§ Dataset rows about figures:
────────────────────────────────────────
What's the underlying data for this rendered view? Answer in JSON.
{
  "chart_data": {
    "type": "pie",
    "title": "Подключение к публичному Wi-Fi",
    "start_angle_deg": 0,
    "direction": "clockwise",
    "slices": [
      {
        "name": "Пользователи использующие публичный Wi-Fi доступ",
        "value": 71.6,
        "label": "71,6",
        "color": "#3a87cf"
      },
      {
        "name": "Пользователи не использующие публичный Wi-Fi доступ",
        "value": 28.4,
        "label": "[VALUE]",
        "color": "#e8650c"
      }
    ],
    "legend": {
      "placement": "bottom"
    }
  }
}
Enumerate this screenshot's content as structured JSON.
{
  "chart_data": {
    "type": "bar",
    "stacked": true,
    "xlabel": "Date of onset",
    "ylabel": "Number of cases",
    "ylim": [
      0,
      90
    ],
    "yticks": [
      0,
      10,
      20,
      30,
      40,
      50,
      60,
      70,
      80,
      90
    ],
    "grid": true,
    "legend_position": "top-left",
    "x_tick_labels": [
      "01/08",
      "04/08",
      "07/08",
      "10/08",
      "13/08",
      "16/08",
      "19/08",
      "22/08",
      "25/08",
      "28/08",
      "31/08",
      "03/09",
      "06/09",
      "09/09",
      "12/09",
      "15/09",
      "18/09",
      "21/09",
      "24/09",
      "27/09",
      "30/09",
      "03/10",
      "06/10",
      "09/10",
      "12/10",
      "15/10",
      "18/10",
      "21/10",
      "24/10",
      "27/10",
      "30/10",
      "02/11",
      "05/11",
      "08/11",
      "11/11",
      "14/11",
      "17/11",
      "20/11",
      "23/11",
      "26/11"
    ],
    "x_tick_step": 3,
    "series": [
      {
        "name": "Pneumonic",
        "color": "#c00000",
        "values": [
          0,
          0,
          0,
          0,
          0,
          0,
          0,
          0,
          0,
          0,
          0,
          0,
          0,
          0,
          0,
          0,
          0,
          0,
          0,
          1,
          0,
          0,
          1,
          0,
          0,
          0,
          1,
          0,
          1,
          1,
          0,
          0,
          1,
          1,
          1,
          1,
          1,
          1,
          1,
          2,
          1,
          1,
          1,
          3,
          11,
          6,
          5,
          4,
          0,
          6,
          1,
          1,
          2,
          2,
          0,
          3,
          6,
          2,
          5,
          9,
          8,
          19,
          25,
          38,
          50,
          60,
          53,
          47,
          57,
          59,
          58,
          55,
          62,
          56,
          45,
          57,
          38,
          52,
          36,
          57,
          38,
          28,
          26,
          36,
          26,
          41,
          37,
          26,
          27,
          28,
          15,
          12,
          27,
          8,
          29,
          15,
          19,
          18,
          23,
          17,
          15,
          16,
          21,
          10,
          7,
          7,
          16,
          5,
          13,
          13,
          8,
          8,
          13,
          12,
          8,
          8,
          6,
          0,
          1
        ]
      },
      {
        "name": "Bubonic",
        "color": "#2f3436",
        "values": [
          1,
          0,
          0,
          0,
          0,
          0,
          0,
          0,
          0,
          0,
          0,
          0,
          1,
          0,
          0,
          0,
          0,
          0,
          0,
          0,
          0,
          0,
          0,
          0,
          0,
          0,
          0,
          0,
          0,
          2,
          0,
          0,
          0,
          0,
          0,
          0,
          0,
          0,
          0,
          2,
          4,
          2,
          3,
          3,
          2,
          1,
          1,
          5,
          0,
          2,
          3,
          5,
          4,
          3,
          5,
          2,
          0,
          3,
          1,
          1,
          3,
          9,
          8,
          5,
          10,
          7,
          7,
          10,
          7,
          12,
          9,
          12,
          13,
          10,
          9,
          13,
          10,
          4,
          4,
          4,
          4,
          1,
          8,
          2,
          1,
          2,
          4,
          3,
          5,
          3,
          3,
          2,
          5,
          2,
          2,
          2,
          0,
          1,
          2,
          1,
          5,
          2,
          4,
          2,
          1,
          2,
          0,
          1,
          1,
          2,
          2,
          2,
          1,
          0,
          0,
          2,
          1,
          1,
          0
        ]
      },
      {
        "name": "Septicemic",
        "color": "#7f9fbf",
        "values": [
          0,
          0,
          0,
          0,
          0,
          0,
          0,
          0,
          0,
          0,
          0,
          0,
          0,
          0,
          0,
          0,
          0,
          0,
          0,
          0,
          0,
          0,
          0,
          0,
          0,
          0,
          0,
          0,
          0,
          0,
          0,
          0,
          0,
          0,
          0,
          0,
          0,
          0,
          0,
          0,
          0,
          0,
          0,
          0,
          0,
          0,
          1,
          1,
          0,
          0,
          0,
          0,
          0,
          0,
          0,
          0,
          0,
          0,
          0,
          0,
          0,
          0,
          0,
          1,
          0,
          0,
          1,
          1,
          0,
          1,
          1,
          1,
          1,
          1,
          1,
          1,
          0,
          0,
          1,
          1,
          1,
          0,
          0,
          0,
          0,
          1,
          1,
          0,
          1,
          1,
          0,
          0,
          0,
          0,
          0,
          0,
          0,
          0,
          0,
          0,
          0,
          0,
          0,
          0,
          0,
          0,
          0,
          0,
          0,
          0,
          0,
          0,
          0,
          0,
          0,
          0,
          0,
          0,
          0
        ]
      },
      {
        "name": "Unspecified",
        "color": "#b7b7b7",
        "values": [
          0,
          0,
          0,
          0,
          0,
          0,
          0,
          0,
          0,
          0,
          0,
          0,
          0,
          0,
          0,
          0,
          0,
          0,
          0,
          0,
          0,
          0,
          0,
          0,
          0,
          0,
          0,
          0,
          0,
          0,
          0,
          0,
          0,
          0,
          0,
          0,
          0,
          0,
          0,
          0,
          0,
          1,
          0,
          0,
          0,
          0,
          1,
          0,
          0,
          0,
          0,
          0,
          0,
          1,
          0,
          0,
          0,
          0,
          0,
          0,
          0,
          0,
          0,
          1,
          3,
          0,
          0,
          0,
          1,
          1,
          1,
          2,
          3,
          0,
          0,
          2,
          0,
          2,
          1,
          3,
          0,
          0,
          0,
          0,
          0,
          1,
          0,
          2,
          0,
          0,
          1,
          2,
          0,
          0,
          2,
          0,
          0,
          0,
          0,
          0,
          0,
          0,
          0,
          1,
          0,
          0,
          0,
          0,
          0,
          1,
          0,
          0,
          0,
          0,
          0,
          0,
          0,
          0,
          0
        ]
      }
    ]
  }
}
────────────────────────────────────────
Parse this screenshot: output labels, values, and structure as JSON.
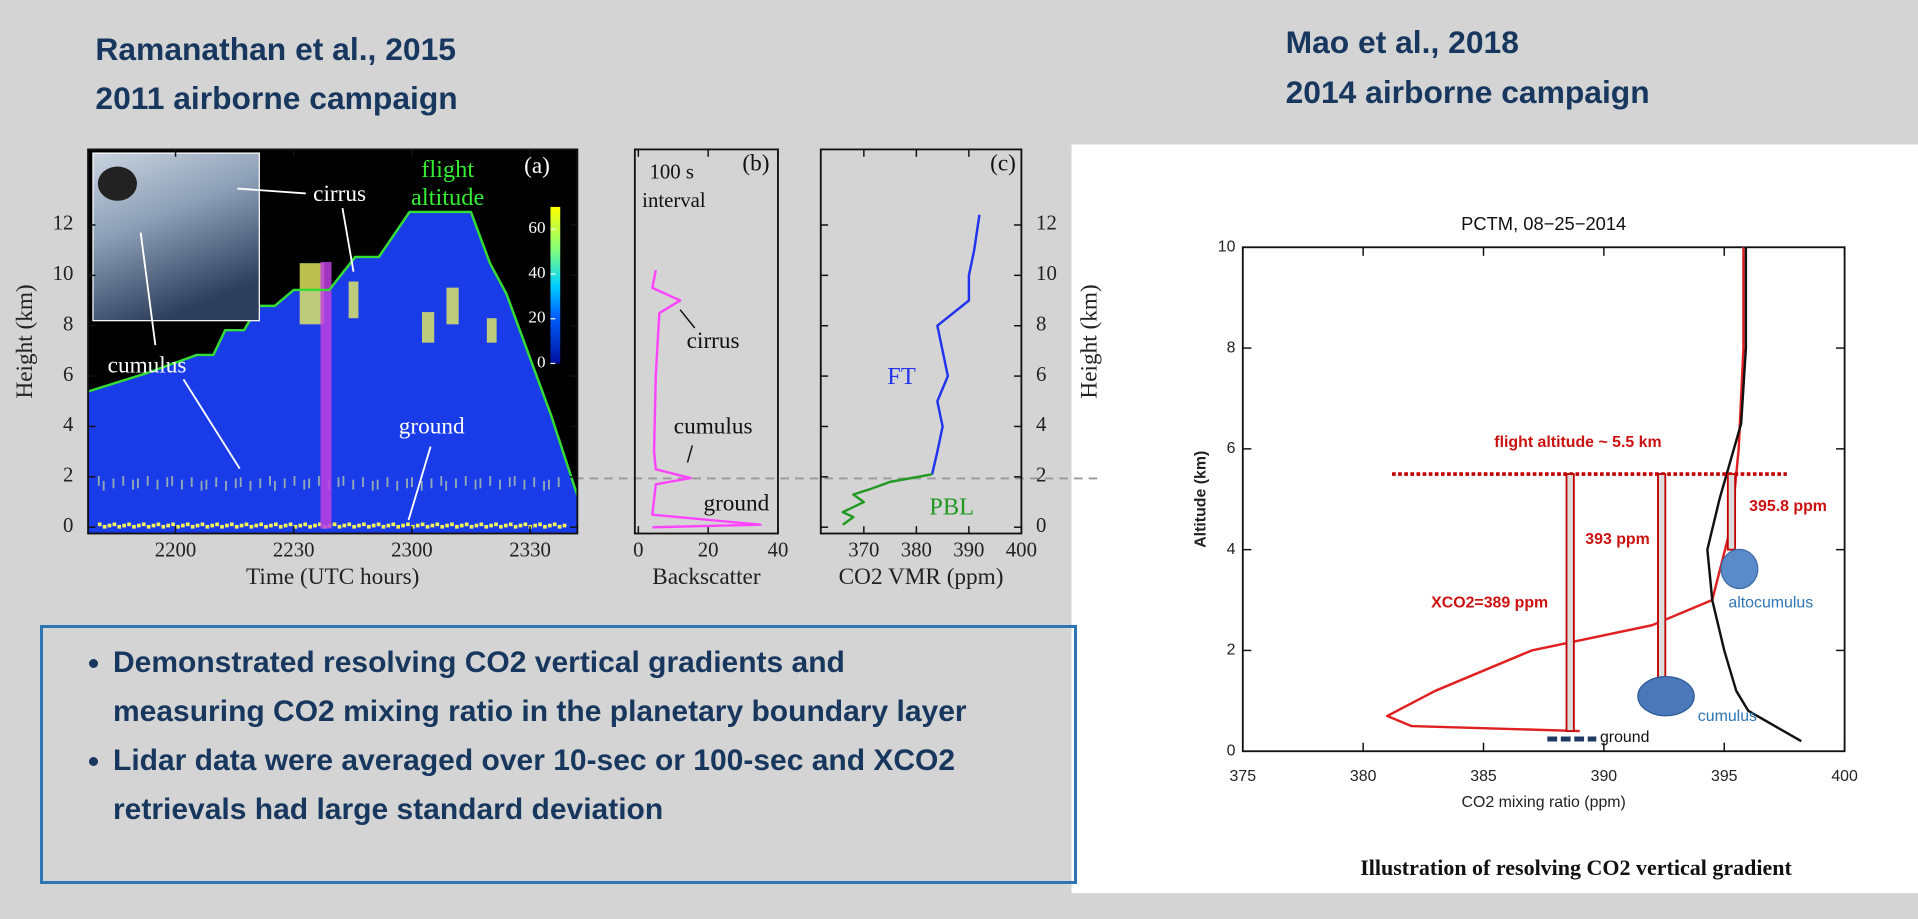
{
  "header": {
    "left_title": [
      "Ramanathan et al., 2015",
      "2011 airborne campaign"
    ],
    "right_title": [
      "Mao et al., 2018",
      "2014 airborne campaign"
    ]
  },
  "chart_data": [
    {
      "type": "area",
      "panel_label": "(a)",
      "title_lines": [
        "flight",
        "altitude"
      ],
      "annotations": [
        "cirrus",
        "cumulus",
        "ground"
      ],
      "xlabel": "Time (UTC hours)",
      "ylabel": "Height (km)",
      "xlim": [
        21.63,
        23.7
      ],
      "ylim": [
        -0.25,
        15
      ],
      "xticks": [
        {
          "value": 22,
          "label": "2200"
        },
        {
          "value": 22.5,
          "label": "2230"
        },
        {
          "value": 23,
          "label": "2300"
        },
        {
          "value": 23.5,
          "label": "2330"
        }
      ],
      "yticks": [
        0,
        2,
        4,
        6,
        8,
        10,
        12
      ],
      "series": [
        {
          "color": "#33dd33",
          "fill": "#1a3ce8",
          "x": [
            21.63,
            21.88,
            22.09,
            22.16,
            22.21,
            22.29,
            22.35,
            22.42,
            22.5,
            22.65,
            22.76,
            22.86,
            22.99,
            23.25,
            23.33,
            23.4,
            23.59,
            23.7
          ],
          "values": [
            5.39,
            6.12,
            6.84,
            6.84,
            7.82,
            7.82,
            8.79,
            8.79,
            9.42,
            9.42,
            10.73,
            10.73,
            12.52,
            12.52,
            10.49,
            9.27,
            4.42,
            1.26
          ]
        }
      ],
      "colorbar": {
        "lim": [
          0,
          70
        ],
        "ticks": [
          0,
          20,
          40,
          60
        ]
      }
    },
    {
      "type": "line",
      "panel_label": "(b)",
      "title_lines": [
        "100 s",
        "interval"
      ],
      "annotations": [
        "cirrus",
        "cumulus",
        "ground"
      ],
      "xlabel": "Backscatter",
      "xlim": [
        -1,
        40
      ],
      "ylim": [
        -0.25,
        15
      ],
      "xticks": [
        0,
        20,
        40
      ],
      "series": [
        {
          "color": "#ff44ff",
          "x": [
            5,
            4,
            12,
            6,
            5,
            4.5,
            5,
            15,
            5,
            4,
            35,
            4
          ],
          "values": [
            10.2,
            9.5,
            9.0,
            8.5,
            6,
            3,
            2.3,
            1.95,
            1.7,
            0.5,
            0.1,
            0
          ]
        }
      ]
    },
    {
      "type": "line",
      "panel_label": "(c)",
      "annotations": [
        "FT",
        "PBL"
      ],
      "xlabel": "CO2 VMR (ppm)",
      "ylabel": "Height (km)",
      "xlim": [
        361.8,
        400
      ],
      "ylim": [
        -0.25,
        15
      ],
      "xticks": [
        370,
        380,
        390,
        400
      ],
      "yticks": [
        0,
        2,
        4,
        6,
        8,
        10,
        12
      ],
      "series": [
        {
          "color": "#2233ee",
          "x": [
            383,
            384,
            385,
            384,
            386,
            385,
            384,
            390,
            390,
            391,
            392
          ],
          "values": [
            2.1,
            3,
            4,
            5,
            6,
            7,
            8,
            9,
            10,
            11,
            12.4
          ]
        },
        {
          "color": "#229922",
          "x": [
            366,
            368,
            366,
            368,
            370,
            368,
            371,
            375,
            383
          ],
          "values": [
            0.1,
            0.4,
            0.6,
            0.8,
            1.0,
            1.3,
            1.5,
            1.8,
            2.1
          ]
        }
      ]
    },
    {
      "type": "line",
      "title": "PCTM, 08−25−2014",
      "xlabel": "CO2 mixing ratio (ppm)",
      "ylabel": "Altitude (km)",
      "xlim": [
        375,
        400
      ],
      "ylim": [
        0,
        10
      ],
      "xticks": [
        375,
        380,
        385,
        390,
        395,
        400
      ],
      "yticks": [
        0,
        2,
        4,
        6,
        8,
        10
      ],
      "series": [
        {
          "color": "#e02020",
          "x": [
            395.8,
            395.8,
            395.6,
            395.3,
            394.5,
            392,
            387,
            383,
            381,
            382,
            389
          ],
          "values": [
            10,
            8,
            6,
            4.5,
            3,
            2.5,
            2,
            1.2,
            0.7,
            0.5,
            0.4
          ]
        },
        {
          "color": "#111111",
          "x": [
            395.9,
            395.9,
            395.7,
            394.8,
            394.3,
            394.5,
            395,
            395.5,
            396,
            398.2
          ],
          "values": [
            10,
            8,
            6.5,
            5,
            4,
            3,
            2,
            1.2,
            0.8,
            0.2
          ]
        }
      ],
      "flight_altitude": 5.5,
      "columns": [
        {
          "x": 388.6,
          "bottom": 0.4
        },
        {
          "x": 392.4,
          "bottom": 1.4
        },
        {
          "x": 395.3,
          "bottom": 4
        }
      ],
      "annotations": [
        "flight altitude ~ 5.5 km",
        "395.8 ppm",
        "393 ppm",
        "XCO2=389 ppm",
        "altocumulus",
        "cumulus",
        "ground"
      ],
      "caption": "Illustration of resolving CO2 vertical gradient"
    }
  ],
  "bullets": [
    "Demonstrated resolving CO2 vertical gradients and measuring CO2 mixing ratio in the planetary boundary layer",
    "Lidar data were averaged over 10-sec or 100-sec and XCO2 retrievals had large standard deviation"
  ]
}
────────────────────────────────────────
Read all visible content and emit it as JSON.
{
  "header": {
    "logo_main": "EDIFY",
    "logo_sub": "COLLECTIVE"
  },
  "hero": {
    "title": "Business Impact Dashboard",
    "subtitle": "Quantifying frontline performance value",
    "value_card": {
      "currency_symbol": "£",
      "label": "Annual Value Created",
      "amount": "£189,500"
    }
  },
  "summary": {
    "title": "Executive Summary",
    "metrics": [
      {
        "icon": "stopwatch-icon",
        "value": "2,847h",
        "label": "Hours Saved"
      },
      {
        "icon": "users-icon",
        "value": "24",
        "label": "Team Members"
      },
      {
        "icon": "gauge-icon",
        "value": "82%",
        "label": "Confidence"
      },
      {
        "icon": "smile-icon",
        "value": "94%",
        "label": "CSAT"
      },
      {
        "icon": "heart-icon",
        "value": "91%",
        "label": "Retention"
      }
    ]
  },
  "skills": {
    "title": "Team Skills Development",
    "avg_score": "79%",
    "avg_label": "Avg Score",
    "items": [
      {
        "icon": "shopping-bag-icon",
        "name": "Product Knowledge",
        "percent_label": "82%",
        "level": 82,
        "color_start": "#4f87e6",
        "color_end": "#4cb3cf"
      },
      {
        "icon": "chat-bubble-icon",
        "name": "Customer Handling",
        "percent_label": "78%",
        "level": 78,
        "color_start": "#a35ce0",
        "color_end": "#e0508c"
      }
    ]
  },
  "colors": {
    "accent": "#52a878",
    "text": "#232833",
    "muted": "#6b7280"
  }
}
────────────────────────────────────────
§ WORK TO DO:
In the entries above, identify every line with the word "content". Copy those lines.

§ FINISHED EXERCISE:
Enumerate this screenshot's content as structured JSON.
Read all visible content and emit it as JSON.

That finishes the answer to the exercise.